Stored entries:
__________

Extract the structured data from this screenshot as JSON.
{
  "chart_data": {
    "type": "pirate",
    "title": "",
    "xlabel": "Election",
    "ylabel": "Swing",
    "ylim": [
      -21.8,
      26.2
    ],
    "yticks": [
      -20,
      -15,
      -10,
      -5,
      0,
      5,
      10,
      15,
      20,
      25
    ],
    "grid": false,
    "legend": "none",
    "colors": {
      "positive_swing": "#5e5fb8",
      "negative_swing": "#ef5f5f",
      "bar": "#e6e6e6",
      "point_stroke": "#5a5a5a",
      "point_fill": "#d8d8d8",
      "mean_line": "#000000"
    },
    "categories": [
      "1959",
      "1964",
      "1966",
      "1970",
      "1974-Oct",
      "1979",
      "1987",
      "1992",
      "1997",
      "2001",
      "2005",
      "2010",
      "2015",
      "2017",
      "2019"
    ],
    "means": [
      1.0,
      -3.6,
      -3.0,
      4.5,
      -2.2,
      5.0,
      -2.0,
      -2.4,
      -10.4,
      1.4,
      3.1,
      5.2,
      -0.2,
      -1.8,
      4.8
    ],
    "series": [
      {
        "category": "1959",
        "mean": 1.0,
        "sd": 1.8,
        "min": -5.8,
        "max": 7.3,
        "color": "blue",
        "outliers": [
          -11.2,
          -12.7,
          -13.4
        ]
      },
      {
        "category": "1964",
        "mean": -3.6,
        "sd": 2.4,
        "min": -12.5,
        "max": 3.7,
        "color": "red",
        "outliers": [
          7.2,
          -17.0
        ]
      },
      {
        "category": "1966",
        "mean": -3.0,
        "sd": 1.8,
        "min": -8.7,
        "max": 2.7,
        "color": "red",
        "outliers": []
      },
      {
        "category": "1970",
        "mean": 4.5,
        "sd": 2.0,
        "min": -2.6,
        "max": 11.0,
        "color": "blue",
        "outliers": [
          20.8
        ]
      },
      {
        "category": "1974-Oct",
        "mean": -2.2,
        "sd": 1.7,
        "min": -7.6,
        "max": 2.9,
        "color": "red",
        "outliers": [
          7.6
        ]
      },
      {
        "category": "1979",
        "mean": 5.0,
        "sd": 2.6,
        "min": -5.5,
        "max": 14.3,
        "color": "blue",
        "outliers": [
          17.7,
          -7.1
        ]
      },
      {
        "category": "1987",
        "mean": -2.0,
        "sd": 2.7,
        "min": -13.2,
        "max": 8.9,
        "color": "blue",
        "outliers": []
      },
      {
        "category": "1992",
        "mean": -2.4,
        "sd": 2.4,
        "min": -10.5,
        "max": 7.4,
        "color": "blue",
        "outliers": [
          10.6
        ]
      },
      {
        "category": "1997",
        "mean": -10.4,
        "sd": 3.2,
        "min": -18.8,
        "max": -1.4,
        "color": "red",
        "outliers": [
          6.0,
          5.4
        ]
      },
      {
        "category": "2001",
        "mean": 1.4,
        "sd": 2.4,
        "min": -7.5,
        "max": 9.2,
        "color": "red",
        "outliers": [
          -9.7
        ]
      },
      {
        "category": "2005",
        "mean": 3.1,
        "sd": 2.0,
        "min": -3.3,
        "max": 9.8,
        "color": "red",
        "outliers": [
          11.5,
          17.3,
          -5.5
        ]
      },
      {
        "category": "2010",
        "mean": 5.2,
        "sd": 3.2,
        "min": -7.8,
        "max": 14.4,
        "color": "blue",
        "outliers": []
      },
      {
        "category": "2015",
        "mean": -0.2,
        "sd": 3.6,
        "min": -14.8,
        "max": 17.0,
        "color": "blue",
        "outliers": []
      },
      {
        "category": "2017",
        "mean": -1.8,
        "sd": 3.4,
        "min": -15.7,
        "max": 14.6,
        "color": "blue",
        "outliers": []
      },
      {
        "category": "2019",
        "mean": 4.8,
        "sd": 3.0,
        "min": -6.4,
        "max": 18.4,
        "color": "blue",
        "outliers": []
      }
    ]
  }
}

__________

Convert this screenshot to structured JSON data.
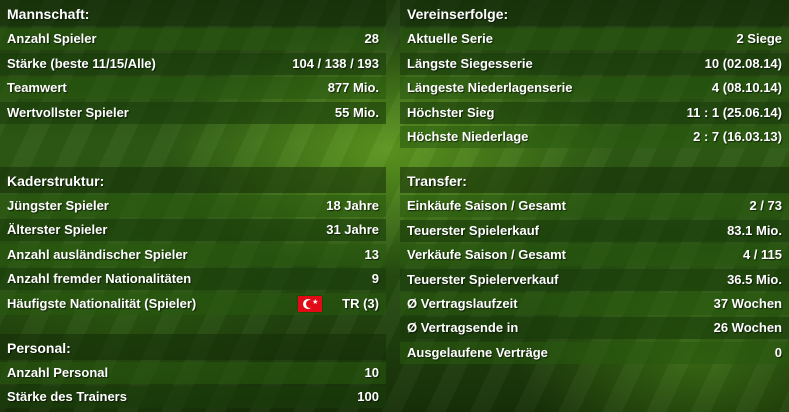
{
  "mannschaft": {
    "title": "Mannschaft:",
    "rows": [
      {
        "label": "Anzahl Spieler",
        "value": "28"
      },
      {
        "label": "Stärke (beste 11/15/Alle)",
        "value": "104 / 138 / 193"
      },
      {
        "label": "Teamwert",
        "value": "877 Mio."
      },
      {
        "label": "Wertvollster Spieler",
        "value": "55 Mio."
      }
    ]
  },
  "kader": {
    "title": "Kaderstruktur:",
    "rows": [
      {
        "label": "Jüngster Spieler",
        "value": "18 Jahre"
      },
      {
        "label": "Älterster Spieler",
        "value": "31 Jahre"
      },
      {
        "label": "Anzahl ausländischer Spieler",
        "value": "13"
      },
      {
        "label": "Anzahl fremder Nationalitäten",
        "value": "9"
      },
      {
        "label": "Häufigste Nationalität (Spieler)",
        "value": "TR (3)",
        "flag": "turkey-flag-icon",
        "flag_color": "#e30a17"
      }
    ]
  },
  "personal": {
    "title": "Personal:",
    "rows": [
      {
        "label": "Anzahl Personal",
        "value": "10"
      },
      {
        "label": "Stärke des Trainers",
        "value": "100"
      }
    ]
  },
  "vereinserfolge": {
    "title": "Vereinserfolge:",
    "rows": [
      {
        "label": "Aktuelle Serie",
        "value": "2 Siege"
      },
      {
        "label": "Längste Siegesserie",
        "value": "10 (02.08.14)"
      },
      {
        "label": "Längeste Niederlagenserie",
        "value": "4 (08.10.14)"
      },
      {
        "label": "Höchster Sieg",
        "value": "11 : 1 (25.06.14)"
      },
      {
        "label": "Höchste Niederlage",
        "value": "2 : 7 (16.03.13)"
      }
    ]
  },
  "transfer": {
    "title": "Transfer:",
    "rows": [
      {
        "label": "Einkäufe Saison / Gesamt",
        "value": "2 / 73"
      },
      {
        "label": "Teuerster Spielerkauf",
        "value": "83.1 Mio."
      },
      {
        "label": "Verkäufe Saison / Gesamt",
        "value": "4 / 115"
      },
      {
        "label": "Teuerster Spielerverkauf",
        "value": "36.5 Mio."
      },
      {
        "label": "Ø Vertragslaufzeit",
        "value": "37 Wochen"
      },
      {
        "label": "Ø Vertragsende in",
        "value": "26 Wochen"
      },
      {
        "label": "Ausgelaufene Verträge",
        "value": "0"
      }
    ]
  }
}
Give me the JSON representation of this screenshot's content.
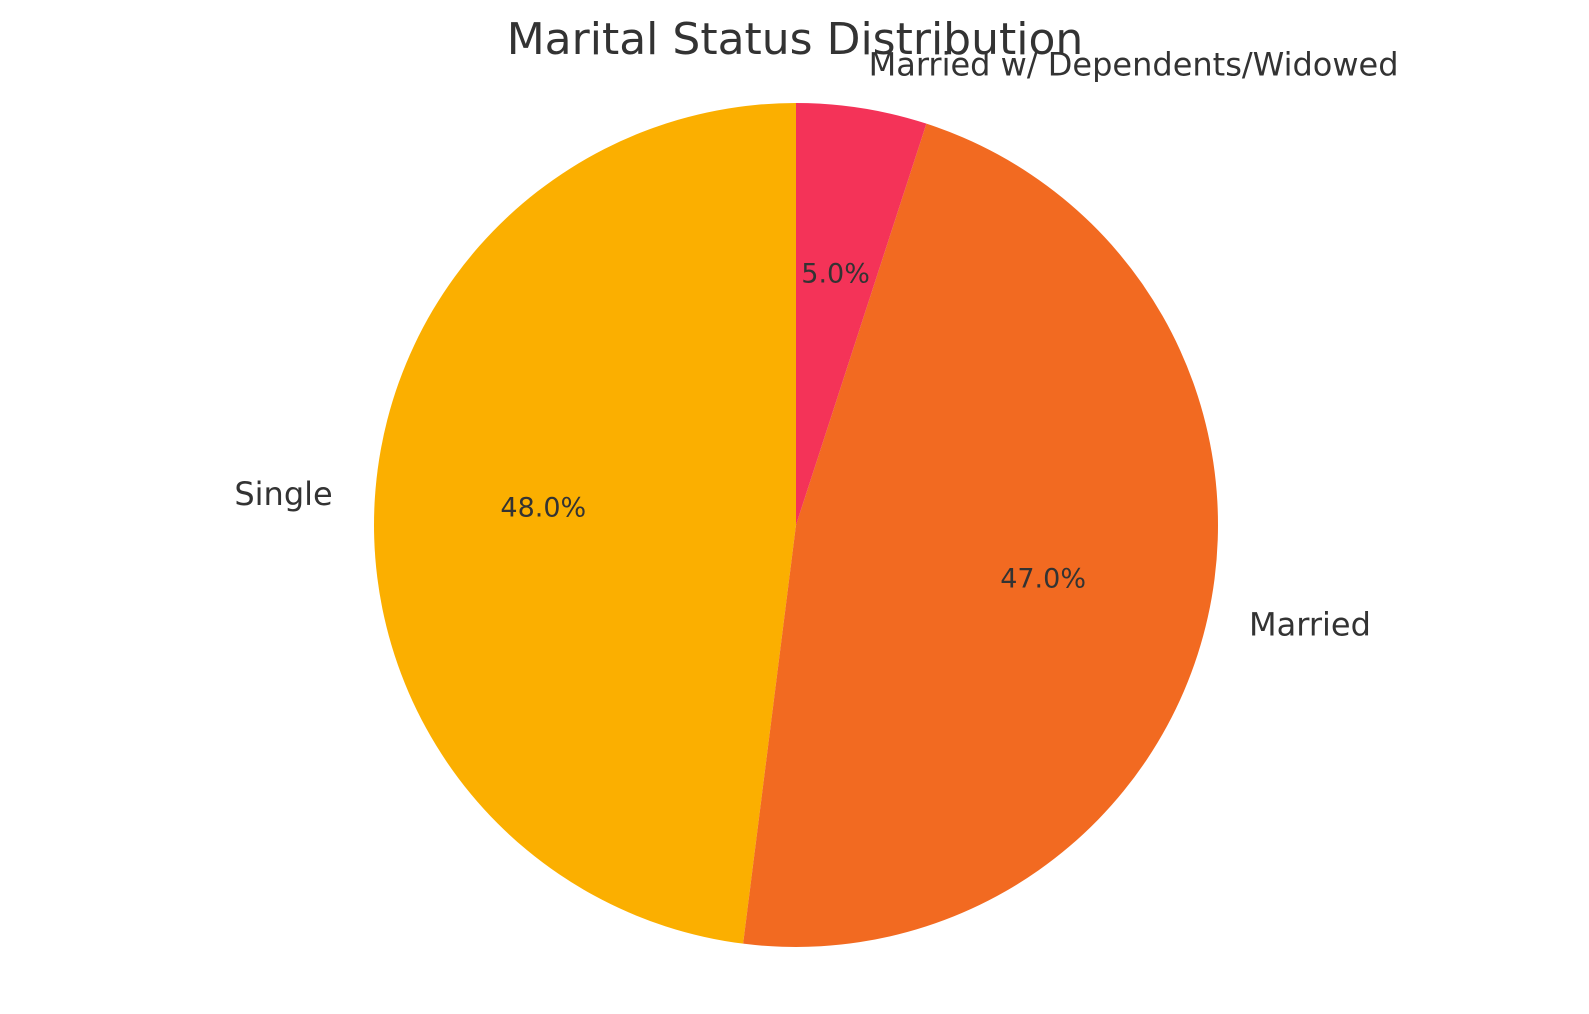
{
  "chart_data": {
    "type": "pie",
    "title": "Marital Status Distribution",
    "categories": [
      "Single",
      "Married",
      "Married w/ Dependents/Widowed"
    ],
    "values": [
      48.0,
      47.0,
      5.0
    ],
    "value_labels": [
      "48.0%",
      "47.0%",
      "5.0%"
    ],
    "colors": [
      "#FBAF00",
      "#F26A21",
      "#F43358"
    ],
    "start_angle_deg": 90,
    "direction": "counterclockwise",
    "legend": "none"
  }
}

__________

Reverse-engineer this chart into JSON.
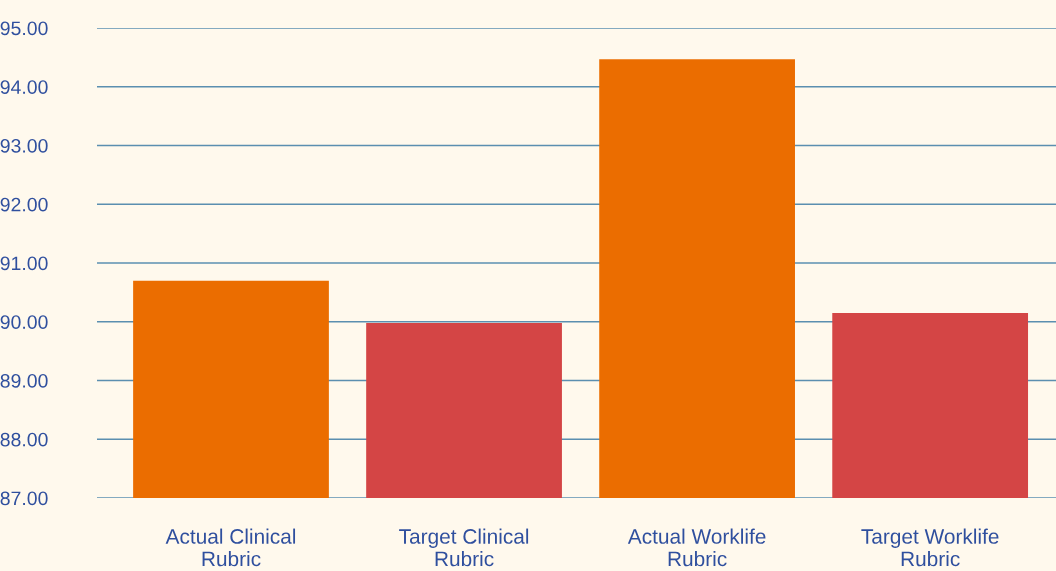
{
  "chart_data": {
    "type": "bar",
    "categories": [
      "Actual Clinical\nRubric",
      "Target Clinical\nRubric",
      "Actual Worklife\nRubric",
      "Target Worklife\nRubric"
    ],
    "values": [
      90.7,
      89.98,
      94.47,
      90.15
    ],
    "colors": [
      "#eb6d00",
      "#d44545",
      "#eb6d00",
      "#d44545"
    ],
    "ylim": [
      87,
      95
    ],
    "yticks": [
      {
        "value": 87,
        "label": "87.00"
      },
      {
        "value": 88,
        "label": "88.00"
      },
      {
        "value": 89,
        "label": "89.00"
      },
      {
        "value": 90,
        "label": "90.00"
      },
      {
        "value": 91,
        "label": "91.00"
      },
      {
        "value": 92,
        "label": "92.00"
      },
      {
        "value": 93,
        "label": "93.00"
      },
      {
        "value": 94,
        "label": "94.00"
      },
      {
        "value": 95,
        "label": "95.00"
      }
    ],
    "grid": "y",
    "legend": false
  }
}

__________

Aim: Give only the number of lines in the preceding material that contain the string "Anzahl".

Output for this task: 4